What this task involves = Give a verbatim copy of the lines below, minus the pictures.

Items =
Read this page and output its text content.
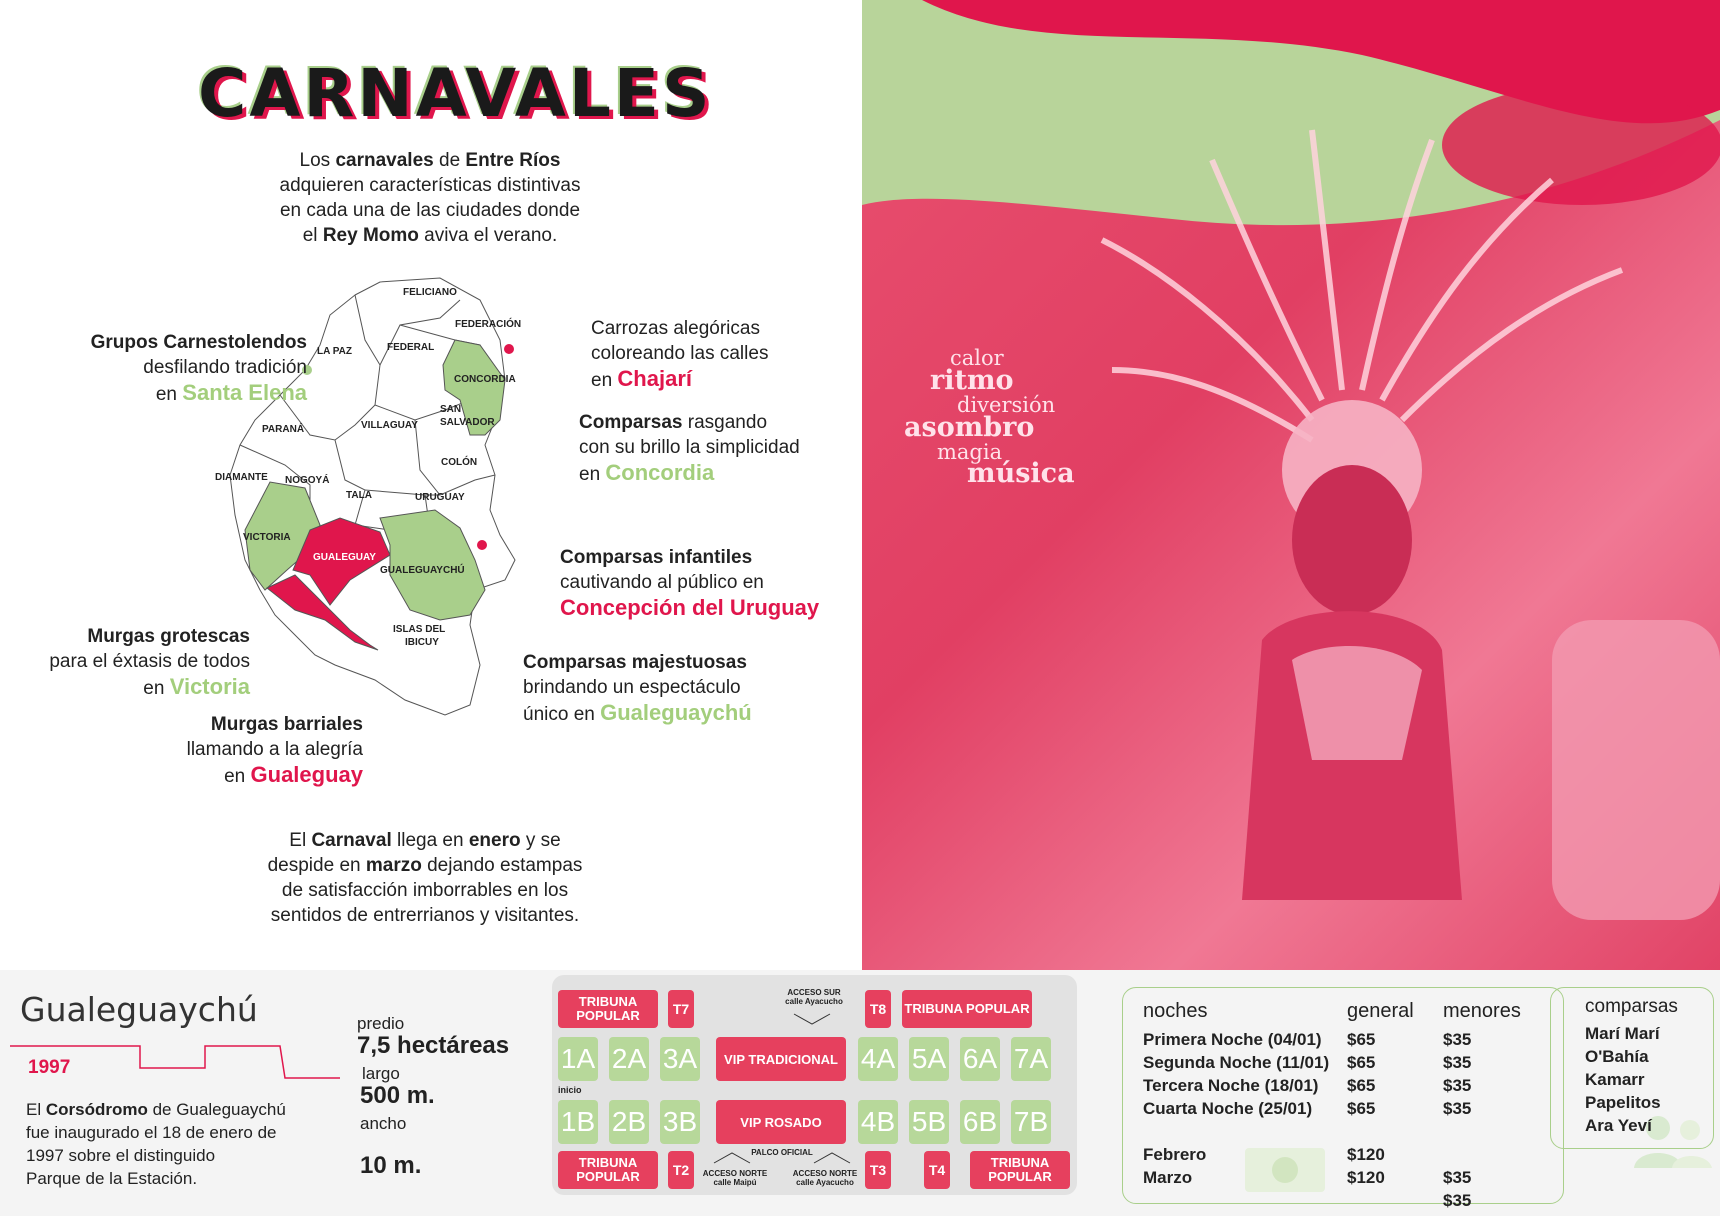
CARNAVALES
Los carnavales de Entre Ríos
adquieren características distintivas
en cada una de las ciudades donde
el Rey Momo aviva el verano.
FELICIANO
FEDERACIÓN
LA PAZ	FEDERAL
CONCORDIA
PARANÁ	VILLAGUAY
SAN
SALVADOR
COLÓN
DIAMANTE NOGOYÁ
TALA	URUGUAY
VICTORIA
GUALEGUAY
GUALEGUAYCHÚ
ISLAS DEL
IBICUY
Grupos Carnestolendos
desfilando tradición
en Santa Elena
Carrozas alegóricas
coloreando las calles
en Chajarí
Comparsas rasgando
con su brillo la simplicidad
en Concordia
Comparsas infantiles
cautivando al público en
Concepción del Uruguay
Murgas grotescas
para el éxtasis de todos
en Victoria
Comparsas majestuosas
brindando un espectáculo
único en Gualeguaychú
Murgas barriales
llamando a la alegría
en Gualeguay
El Carnaval llega en enero y se
despide en marzo dejando estampas
de satisfacción imborrables en los
sentidos de entrerrianos y visitantes.
calor
ritmo
diversión
asombro
magia
música
Gualeguaychú
1997
El Corsódromo de Gualeguaychú
fue inaugurado el 18 de enero de
1997 sobre el distinguido
Parque de la Estación.
predio
7,5 hectáreas
largo
500 m.
ancho
10 m.
TRIBUNA POPULAR	T7
ACCESO SUR
calle Ayacucho	T8	TRIBUNA POPULAR
1A 2A 3A	VIP TRADICIONAL 4A 5A 6A 7A
inicio
1B 2B 3B	VIP ROSADO	4B 5B 6B 7B
TRIBUNA POPULAR	T2
PALCO OFICIAL
ACCESO NORTE
calle Maipú
ACCESO NORTE
calle Ayacucho
T3	T4	TRIBUNA POPULAR
noches	general menores
Primera Noche (04/01)	$65	$35
Segunda Noche (11/01)	$65	$35
Tercera Noche (18/01)	$65	$35
Cuarta Noche (25/01)	$65	$35

Febrero	$120	
Marzo	$120	$35
		$35
comparsas
Marí Marí
O'Bahía
Kamarr
Papelitos
Ara Yeví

Output of the task =
Read this page and output its text content.
CARNAVALES
Los carnavales de Entre Ríos
adquieren características distintivas
en cada una de las ciudades donde
el Rey Momo aviva el verano.
FELICIANO
FEDERACIÓN
LA PAZ	FEDERAL
CONCORDIA
PARANÁ	VILLAGUAY
SAN
SALVADOR
COLÓN
DIAMANTE NOGOYÁ
TALA	URUGUAY
VICTORIA
GUALEGUAY
GUALEGUAYCHÚ
ISLAS DEL
IBICUY
Grupos Carnestolendos
desfilando tradición
en Santa Elena
Carrozas alegóricas
coloreando las calles
en Chajarí
Comparsas rasgando
con su brillo la simplicidad
en Concordia
Comparsas infantiles
cautivando al público en
Concepción del Uruguay
Murgas grotescas
para el éxtasis de todos
en Victoria
Comparsas majestuosas
brindando un espectáculo
único en Gualeguaychú
Murgas barriales
llamando a la alegría
en Gualeguay
El Carnaval llega en enero y se
despide en marzo dejando estampas
de satisfacción imborrables en los
sentidos de entrerrianos y visitantes.
calor
ritmo
diversión
asombro
magia
música
Gualeguaychú
1997
El Corsódromo de Gualeguaychú
fue inaugurado el 18 de enero de
1997 sobre el distinguido
Parque de la Estación.
predio
7,5 hectáreas
largo
500 m.
ancho
10 m.
TRIBUNA POPULAR	T7
ACCESO SUR
calle Ayacucho	T8	TRIBUNA POPULAR
1A 2A 3A	VIP TRADICIONAL 4A 5A 6A 7A
inicio
1B 2B 3B	VIP ROSADO	4B 5B 6B 7B
TRIBUNA POPULAR	T2
PALCO OFICIAL
ACCESO NORTE
calle Maipú
ACCESO NORTE
calle Ayacucho
T3	T4	TRIBUNA POPULAR
noches	general menores
Primera Noche (04/01)	$65	$35
Segunda Noche (11/01)	$65	$35
Tercera Noche (18/01)	$65	$35
Cuarta Noche (25/01)	$65	$35

Febrero	$120	
Marzo	$120	$35
		$35
comparsas
Marí Marí
O'Bahía
Kamarr
Papelitos
Ara Yeví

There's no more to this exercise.